---------- Quoted text ----------
Thursday, October 22, 2020

The Whole Host of Heaven: John Donne and the Political Economy of Heaven

David Nicholls (1936-1996; an Anglo-Catholic Anglican priest, historian) sought to reconstruct Christian political theology through the ages. Besides a long career as a historian of Haiti, Nicholls' major project was intended to be a trilogy (sadly, he died before he finished it) about the relationship between views of God and views of government, working backwards from the 20th c. He sought to correlate political doctrines to theological doctrines, showing mutual influence and conceptual overlap (without trying to establish causation). Theology is never done in a vacuum and thought does not operate according to neat, artificial, categories. When sovereignty was fragmented or rejected, God was reduced to a committee member or a plurality of democratic forces. When sovereignty was strongly asserted, as in the early modern prince or the modern dictator, then God's absolute and withering aloneness prevailed. Nevertheless, Nicholls is sensitive to exceptions that prove the rule. He argues "puritans" (a hostile category he is somewhat weak in defining) had an unrelenting, near tyrannical, view of God, and yet pursued a limited monarch bound by the aristocracy, parliament, and ancient constitution. I think he got "the puritans" wrong, but that actually works in his favor (its less of an exception than he thinks).
---------- Dataset ----------
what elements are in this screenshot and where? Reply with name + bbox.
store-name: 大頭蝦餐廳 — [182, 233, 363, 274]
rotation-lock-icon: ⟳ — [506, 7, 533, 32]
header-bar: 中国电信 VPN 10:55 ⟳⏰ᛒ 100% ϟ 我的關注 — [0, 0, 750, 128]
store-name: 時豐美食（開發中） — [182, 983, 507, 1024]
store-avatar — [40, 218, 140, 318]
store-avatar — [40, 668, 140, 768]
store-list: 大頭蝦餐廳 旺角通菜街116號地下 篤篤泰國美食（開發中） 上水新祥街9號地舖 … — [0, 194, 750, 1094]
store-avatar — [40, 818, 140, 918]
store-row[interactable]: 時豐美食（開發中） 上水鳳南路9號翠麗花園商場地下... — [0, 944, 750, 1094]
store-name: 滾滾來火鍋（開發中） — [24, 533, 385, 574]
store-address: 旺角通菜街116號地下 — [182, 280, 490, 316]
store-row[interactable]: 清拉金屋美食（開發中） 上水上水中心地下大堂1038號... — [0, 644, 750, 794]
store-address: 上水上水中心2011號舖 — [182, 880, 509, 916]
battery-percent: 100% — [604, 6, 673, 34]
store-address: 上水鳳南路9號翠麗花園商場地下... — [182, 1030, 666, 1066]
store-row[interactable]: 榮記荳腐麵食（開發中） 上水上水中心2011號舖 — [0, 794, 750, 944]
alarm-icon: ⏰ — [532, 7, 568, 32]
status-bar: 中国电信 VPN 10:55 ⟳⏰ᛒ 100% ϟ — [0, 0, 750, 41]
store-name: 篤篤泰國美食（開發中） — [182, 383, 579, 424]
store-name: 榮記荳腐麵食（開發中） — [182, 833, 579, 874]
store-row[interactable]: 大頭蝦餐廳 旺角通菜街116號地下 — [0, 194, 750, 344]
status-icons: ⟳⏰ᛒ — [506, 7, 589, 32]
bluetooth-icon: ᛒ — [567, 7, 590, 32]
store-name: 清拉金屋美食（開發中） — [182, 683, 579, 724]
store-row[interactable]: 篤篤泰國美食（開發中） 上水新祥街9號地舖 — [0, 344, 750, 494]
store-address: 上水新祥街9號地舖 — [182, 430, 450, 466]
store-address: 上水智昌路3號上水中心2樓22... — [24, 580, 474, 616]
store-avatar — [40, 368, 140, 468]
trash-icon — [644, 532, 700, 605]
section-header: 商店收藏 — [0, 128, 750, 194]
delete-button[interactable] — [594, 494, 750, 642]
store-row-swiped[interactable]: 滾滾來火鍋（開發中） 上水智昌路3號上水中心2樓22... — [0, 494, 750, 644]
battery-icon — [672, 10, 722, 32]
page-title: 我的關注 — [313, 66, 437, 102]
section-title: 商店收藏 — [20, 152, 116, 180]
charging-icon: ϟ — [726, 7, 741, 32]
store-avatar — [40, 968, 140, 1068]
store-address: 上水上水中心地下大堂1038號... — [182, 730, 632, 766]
----------
■ **Required actions**
(A) In the post on David Nicholls, what country did his long career as a historian focus on?
(B) The post on David Nicholls says the "puritans" pursued a limited monarch. List everything it says that monarch was bound by.

■ **Expected responses**
(A) Haiti

(B) the aristocracy, parliament, and the ancient constitution